Do this: Gather every line of the data below that contains the string "pixel", and copy each one out.

[Layout data]
• • • • •

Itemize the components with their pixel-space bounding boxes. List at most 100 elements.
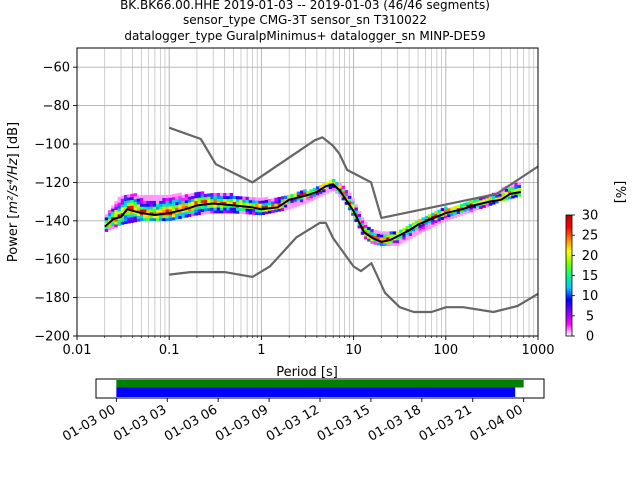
density-cell (123, 218, 128, 222)
density-cell (373, 232, 378, 237)
density-cell (411, 228, 416, 232)
density-cell (495, 194, 499, 198)
density-cell (392, 242, 397, 247)
density-cell (143, 203, 147, 207)
density-cell (427, 220, 432, 224)
density-cell (184, 197, 189, 201)
density-cell (255, 208, 259, 213)
density-cell (351, 212, 355, 216)
density-cell (133, 201, 138, 206)
density-cell (376, 233, 381, 237)
density-cell (120, 218, 125, 222)
density-cell (415, 226, 419, 230)
density-cell (232, 201, 237, 205)
density-cell (463, 208, 467, 212)
density-cell (111, 208, 115, 212)
density-cell (184, 214, 189, 218)
density-cell (360, 220, 365, 224)
density-cell (303, 200, 307, 205)
density-cell (354, 204, 358, 208)
density-cell (123, 197, 128, 202)
density-cell (216, 210, 221, 214)
density-cell (171, 193, 176, 198)
density-cell (123, 220, 128, 225)
density-cell (437, 209, 442, 213)
density-cell (466, 204, 470, 208)
density-cell (120, 207, 125, 211)
density-cell (315, 186, 320, 190)
density-cell (210, 210, 214, 214)
density-cell (405, 231, 410, 235)
density-cell (133, 216, 138, 220)
density-cell (402, 227, 406, 231)
density-cell (114, 218, 118, 222)
colorbar-tick-label: 5 (586, 309, 594, 324)
density-cell (219, 210, 224, 214)
density-cell (251, 200, 256, 204)
density-cell (232, 210, 237, 214)
density-cell (184, 205, 189, 209)
density-cell (376, 230, 381, 234)
density-cell (383, 242, 387, 247)
density-cell (210, 207, 214, 211)
density-cell (293, 192, 298, 196)
density-cell (127, 197, 131, 201)
density-cell (133, 196, 138, 200)
density-cell (363, 221, 368, 225)
density-cell (408, 224, 413, 228)
density-cell (117, 196, 122, 200)
density-cell (363, 224, 368, 228)
density-cell (309, 195, 314, 199)
density-cell (146, 206, 150, 210)
density-cell (357, 210, 362, 215)
density-cell (472, 199, 477, 203)
x-tick-label: 10 (345, 343, 362, 358)
density-cell (299, 202, 304, 206)
density-cell (450, 212, 454, 217)
density-cell (258, 209, 262, 213)
density-cell (168, 214, 173, 218)
density-cell (136, 195, 141, 199)
density-cell (210, 204, 214, 208)
density-cell (210, 193, 214, 197)
density-cell (443, 218, 448, 222)
density-cell (175, 196, 179, 200)
density-cell (139, 200, 144, 204)
density-cell (117, 208, 122, 212)
density-cell (315, 194, 320, 199)
density-cell (290, 193, 294, 198)
density-cell (421, 217, 426, 221)
density-cell (261, 208, 266, 213)
density-cell (312, 196, 317, 200)
density-cell (450, 215, 454, 219)
density-cell (431, 218, 435, 222)
density-cell (162, 197, 166, 201)
density-cell (178, 195, 182, 199)
density-cell (133, 198, 138, 203)
density-cell (191, 201, 195, 205)
density-cell (171, 202, 176, 206)
density-cell (117, 199, 122, 203)
density-cell (386, 231, 390, 235)
density-cell (219, 192, 224, 197)
density-cell (159, 194, 163, 199)
density-cell (395, 240, 400, 244)
density-cell (168, 203, 173, 207)
density-cell (104, 214, 109, 218)
density-cell (319, 193, 323, 197)
colorbar-gradient (565, 214, 573, 337)
density-cell (376, 242, 381, 246)
density-cell (383, 231, 387, 235)
density-cell (159, 209, 163, 213)
density-cell (239, 196, 243, 200)
colorbar-label: [%] (612, 181, 627, 204)
density-cell (149, 194, 154, 199)
density-cell (191, 210, 195, 214)
density-cell (223, 207, 227, 211)
density-cell (143, 217, 147, 222)
density-cell (235, 201, 240, 206)
density-cell (418, 230, 422, 234)
density-cell (178, 207, 182, 211)
density-cell (421, 228, 426, 233)
density-cell (437, 215, 442, 219)
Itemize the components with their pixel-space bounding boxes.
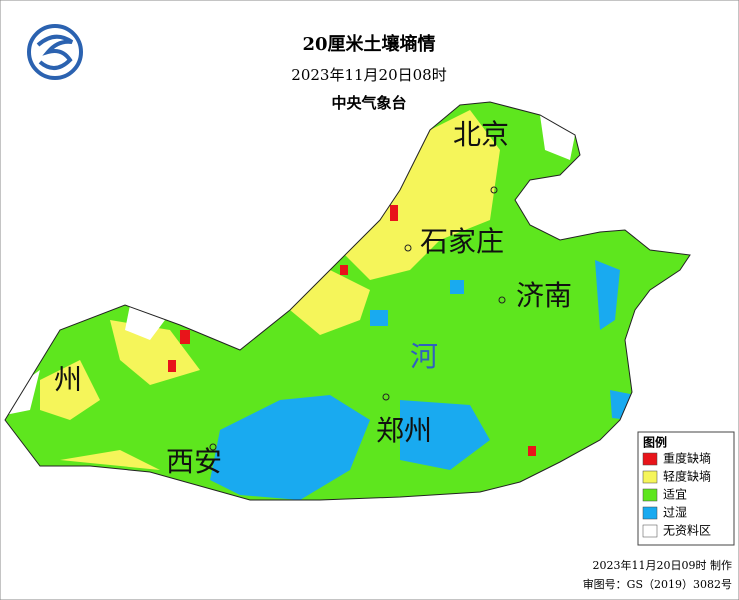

• • • • •

Solution for this task:
Itemize the components with their pixel-space bounding boxes. List at most 100 elements.
Itemize the components with their pixel-space bounding boxes.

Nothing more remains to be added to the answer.